◆ Problem requirements
Where a line holds the word "创造出适合不同学生群体的学习路径", copy that line.

◆ Records for processing
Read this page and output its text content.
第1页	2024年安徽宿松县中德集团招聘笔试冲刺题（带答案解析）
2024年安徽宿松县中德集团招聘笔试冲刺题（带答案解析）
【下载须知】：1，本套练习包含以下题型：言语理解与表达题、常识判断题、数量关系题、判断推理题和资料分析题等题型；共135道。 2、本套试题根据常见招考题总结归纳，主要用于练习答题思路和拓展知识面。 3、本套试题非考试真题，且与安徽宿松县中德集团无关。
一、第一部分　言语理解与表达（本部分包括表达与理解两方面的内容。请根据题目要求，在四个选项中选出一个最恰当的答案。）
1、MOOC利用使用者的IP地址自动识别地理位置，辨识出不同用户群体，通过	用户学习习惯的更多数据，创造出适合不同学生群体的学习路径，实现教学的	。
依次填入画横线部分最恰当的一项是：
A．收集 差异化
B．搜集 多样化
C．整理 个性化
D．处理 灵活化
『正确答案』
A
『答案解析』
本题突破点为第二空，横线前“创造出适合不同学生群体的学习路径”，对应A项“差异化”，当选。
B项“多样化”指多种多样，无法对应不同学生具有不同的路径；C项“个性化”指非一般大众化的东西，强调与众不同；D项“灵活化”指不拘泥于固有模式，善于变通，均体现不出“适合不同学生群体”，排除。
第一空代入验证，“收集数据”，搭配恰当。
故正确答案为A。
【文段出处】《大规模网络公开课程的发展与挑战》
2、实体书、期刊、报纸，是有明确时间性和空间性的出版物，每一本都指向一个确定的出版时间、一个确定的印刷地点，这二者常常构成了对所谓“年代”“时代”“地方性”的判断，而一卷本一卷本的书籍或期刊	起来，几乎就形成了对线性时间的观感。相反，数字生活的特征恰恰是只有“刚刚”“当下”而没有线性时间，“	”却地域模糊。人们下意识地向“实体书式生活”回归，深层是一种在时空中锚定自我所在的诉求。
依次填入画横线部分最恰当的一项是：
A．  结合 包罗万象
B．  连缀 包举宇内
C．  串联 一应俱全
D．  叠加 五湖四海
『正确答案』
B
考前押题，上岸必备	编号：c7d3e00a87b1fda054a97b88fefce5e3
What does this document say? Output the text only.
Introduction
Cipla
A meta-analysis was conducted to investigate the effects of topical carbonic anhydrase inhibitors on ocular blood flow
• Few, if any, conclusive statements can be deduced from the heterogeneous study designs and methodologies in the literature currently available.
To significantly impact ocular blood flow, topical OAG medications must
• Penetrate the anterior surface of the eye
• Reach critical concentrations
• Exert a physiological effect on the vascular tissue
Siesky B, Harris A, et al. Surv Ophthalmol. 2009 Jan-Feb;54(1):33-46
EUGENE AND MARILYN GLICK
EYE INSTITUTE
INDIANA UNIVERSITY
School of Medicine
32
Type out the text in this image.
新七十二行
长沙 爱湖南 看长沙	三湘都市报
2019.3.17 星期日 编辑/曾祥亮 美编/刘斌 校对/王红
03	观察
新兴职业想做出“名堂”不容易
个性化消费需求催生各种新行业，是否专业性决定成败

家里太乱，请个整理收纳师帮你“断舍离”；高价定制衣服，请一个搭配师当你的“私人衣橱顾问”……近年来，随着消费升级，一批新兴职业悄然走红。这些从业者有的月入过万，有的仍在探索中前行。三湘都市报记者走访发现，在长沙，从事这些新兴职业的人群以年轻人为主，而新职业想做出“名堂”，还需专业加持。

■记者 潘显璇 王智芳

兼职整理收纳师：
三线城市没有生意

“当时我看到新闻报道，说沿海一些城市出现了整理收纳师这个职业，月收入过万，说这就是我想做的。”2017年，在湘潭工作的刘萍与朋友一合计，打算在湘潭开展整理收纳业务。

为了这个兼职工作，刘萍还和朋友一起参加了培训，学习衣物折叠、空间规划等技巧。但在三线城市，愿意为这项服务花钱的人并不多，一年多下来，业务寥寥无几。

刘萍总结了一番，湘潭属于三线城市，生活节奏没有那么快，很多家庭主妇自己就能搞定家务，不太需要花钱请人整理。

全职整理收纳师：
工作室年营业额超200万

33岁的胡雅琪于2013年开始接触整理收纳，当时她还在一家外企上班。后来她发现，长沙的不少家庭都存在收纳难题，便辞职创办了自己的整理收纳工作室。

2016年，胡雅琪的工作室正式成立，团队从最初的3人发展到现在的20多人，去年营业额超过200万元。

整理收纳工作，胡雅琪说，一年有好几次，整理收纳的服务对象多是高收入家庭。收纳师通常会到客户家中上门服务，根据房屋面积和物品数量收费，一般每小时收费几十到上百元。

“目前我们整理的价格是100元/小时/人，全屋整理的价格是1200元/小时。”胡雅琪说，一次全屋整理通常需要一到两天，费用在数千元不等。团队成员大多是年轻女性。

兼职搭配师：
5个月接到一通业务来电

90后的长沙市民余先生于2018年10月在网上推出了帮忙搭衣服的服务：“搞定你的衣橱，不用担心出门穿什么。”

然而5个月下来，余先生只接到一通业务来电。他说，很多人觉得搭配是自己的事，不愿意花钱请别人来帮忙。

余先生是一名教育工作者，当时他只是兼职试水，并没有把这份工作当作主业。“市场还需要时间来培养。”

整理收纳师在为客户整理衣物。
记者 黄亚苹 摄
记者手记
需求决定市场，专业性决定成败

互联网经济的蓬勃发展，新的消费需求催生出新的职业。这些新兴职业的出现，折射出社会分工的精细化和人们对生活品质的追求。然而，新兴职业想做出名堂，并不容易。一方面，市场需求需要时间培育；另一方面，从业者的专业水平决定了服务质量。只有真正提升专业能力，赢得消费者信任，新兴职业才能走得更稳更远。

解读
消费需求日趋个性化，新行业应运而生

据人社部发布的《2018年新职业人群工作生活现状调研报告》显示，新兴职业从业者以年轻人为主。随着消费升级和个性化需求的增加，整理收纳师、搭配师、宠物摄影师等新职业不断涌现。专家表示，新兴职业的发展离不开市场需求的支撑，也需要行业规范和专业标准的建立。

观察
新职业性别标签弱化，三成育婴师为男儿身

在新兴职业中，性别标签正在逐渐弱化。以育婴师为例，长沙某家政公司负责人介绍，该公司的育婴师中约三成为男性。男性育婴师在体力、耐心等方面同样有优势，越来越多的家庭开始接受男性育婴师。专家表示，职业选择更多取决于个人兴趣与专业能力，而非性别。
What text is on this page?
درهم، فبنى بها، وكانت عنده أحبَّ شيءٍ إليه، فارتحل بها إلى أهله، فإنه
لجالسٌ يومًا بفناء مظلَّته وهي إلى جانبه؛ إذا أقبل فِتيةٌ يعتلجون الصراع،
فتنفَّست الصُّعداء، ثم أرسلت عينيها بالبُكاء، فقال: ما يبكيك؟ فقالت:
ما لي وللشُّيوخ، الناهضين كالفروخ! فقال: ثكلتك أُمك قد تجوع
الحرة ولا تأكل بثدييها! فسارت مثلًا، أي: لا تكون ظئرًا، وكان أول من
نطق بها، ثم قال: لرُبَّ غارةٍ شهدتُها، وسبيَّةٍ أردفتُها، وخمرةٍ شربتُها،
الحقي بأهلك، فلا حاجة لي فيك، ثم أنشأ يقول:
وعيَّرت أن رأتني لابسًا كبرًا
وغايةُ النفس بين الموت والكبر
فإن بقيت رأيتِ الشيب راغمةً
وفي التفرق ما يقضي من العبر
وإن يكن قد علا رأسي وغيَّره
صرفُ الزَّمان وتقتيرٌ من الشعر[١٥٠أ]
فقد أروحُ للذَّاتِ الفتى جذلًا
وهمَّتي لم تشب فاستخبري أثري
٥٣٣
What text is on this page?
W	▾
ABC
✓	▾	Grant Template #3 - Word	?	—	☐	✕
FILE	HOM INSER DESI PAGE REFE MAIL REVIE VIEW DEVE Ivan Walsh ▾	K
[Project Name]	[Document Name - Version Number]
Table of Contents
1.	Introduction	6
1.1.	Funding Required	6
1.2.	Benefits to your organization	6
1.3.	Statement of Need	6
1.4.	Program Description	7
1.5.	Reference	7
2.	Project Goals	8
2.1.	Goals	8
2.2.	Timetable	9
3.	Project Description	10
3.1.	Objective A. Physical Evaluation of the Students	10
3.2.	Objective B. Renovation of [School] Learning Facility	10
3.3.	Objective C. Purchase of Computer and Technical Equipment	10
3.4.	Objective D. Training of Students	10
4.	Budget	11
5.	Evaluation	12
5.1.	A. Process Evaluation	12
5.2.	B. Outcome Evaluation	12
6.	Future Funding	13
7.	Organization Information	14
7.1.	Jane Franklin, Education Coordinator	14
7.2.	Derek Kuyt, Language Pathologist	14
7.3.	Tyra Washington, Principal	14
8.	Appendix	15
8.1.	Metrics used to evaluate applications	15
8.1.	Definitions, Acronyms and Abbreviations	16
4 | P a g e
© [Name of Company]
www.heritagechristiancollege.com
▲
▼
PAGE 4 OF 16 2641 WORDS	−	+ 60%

◆ Result of the task
1、MOOC利用使用者的IP地址自动识别地理位置，辨识出不同用户群体，通过	用户学习习惯的更多数据，创造出适合不同学生群体的学习路径，实现教学的	。
本题突破点为第二空，横线前“创造出适合不同学生群体的学习路径”，对应A项“差异化”，当选。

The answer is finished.